TASK TO CARRY OUT: Exactly how many lines have the word "Preliminary"? Answer with the bare number.
MATERIAL SUPPLIED start
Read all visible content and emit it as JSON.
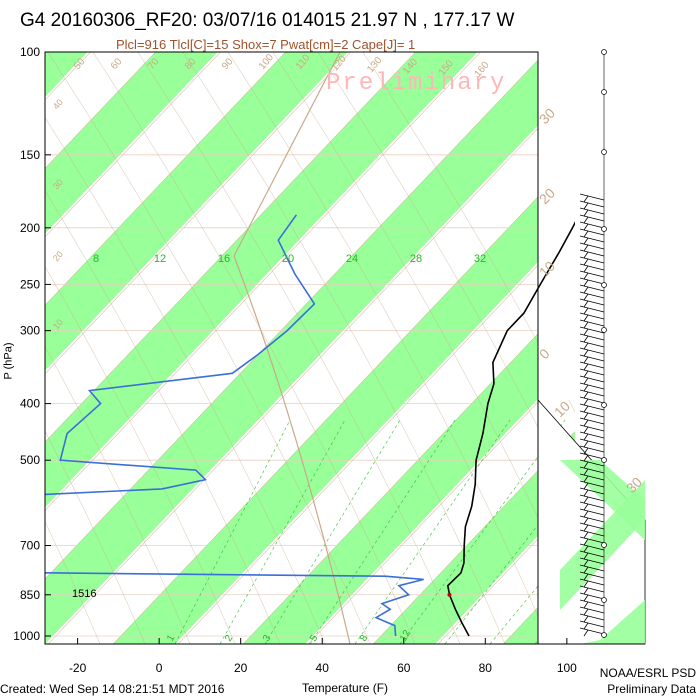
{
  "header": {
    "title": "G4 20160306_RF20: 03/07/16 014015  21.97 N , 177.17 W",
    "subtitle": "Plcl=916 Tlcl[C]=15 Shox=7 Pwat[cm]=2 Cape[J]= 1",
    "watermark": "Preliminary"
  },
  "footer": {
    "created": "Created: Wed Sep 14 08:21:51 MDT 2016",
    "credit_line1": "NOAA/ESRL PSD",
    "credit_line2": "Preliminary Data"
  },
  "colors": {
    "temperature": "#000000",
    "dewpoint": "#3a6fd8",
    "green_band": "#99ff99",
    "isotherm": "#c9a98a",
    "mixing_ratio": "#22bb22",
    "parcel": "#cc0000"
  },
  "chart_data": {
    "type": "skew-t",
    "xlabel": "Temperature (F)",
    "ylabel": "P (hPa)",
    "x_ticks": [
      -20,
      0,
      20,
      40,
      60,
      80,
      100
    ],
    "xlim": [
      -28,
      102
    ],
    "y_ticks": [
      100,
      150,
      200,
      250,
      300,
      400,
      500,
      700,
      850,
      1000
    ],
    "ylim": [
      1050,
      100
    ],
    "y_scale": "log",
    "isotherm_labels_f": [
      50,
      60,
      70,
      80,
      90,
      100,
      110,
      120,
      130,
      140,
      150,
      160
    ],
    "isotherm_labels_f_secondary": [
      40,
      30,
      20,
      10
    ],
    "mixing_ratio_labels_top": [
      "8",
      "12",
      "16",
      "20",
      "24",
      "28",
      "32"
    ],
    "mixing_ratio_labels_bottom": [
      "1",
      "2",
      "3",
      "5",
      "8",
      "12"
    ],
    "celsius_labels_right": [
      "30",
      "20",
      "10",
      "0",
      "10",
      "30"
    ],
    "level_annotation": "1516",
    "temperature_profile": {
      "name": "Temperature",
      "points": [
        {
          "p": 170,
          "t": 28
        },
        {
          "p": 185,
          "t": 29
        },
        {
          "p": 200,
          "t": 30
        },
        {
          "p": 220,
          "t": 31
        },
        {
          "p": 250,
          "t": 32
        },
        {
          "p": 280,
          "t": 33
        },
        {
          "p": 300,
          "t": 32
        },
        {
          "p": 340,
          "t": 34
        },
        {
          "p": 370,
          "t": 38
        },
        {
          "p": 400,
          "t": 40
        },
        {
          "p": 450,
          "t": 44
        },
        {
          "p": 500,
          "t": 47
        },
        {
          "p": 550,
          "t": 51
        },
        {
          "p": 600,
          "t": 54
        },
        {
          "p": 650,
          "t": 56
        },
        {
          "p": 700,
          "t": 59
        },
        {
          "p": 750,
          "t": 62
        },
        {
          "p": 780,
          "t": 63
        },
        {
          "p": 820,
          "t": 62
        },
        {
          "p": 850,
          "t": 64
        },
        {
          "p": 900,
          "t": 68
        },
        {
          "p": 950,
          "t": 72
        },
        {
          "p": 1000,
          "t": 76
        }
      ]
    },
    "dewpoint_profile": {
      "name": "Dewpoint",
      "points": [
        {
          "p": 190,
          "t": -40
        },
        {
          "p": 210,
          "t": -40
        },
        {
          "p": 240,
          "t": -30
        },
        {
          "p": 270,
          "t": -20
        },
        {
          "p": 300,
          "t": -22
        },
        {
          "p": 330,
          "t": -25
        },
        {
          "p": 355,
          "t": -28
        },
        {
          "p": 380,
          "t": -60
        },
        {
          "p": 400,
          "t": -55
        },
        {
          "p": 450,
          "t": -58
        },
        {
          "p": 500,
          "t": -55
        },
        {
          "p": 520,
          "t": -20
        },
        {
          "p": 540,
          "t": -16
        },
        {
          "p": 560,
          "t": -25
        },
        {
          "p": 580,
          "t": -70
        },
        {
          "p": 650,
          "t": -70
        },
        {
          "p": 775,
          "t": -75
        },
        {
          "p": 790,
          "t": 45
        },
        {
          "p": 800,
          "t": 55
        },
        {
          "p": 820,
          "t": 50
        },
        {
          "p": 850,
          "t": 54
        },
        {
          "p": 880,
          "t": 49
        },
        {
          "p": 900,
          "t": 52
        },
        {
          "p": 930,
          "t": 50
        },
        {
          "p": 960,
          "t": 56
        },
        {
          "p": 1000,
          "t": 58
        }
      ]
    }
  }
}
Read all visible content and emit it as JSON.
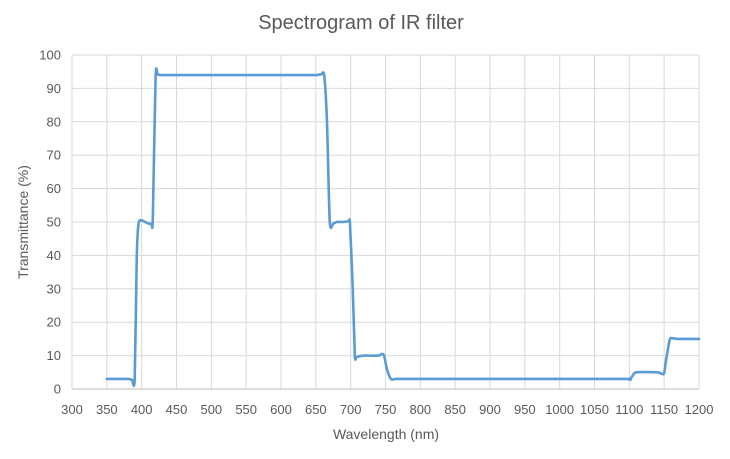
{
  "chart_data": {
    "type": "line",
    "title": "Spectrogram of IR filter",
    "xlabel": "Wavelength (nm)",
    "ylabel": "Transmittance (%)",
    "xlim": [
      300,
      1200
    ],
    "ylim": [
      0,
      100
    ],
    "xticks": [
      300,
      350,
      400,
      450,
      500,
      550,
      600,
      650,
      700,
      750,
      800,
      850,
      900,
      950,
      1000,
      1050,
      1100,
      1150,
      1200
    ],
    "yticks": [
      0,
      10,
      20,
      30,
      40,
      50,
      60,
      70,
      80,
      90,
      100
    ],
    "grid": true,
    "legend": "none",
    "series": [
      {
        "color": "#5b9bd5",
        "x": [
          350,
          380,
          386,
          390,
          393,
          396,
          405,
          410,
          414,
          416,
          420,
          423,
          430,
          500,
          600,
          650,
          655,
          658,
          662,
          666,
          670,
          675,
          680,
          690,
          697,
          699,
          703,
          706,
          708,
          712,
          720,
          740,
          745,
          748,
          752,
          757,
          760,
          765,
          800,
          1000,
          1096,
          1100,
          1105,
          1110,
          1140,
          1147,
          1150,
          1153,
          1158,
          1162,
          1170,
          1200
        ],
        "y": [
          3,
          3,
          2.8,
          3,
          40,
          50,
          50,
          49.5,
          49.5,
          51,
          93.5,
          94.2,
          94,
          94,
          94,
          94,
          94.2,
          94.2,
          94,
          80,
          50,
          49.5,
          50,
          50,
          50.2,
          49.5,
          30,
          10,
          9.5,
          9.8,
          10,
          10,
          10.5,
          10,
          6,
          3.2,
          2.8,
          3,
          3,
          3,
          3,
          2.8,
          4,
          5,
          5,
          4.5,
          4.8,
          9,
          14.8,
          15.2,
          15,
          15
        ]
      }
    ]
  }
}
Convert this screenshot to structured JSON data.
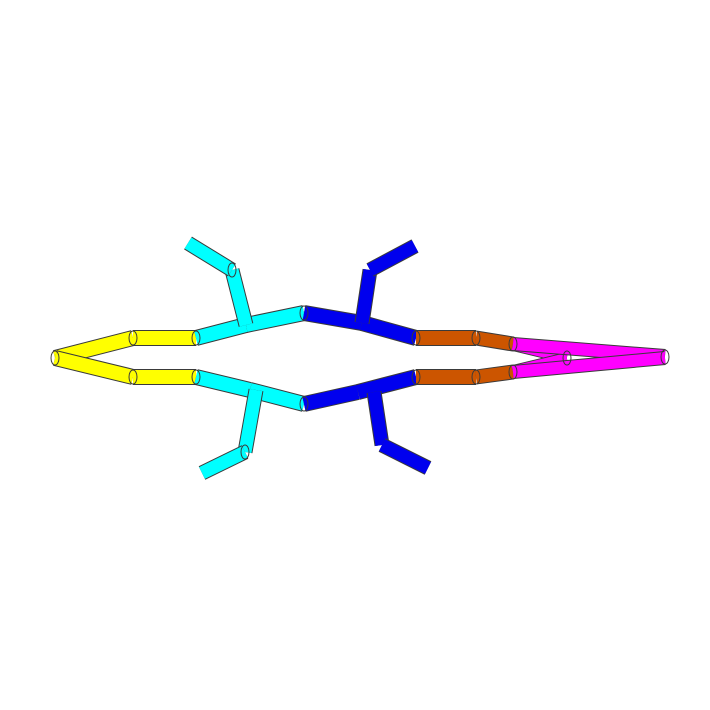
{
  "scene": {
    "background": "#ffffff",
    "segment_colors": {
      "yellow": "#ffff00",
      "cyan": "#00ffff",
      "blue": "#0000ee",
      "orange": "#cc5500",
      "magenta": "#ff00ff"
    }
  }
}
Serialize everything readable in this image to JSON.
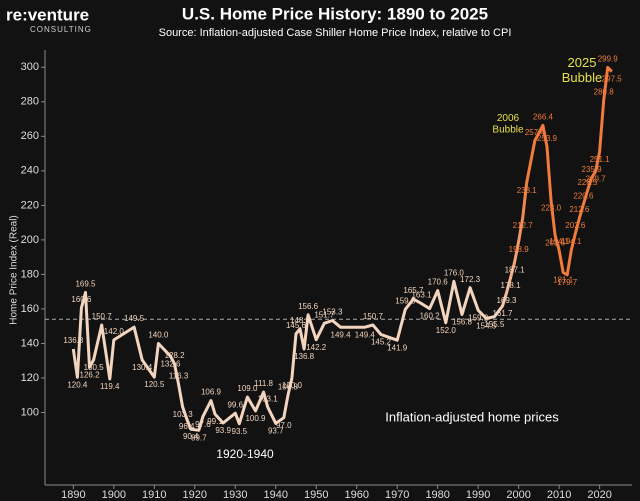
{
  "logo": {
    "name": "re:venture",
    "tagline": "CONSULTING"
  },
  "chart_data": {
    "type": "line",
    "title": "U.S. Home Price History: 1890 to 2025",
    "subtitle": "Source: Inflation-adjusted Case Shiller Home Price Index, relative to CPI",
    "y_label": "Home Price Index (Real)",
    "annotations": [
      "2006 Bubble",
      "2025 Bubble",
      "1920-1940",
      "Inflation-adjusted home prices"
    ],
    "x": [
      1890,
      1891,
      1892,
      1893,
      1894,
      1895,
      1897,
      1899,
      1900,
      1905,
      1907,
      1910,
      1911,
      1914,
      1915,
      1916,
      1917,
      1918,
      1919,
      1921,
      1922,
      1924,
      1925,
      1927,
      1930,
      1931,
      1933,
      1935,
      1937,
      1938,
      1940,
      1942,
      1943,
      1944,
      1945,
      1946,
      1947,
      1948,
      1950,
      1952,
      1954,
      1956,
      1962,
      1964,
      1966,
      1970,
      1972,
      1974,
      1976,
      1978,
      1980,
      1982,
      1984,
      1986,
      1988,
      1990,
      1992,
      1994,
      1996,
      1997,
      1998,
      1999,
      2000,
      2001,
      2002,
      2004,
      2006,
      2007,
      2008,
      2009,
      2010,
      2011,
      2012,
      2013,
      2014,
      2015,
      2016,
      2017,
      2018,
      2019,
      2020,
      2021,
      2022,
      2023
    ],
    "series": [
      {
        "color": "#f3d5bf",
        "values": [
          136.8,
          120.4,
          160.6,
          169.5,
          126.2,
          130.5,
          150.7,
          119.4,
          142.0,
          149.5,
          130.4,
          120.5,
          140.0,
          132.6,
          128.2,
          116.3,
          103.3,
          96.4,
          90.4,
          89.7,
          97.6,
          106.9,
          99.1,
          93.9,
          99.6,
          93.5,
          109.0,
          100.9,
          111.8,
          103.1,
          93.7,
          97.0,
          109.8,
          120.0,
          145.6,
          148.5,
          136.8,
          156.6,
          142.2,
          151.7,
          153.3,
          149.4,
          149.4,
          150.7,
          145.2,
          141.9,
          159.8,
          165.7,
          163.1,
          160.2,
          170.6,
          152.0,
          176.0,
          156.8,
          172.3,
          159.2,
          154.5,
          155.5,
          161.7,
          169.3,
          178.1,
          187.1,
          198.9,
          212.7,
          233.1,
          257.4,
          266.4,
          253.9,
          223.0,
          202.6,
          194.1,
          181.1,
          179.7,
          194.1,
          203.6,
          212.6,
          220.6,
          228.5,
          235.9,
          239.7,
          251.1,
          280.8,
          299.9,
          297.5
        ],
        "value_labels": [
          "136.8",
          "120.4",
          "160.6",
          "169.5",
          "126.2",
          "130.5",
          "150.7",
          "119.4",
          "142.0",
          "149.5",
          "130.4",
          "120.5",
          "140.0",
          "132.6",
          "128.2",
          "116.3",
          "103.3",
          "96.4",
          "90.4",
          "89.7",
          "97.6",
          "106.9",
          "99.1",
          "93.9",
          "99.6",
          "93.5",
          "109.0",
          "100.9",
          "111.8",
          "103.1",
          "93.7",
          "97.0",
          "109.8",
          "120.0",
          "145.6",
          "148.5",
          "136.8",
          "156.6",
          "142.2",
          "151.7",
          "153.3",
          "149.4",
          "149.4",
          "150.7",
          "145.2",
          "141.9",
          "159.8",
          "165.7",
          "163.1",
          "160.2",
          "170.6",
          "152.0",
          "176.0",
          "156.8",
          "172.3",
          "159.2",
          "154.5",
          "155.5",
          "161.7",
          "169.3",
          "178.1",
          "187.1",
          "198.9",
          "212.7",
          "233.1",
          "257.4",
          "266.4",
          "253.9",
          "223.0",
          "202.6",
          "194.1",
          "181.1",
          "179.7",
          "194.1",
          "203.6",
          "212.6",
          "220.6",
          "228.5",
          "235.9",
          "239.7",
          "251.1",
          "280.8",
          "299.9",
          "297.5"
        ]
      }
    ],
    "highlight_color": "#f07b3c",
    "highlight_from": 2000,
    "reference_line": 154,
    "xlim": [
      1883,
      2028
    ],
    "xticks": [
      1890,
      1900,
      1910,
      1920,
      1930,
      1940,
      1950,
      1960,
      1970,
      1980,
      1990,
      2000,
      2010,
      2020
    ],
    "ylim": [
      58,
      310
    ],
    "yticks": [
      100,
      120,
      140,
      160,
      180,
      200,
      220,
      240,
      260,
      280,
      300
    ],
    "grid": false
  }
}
MATERIAL SUPPLIED end
FULL SOLUTION: 2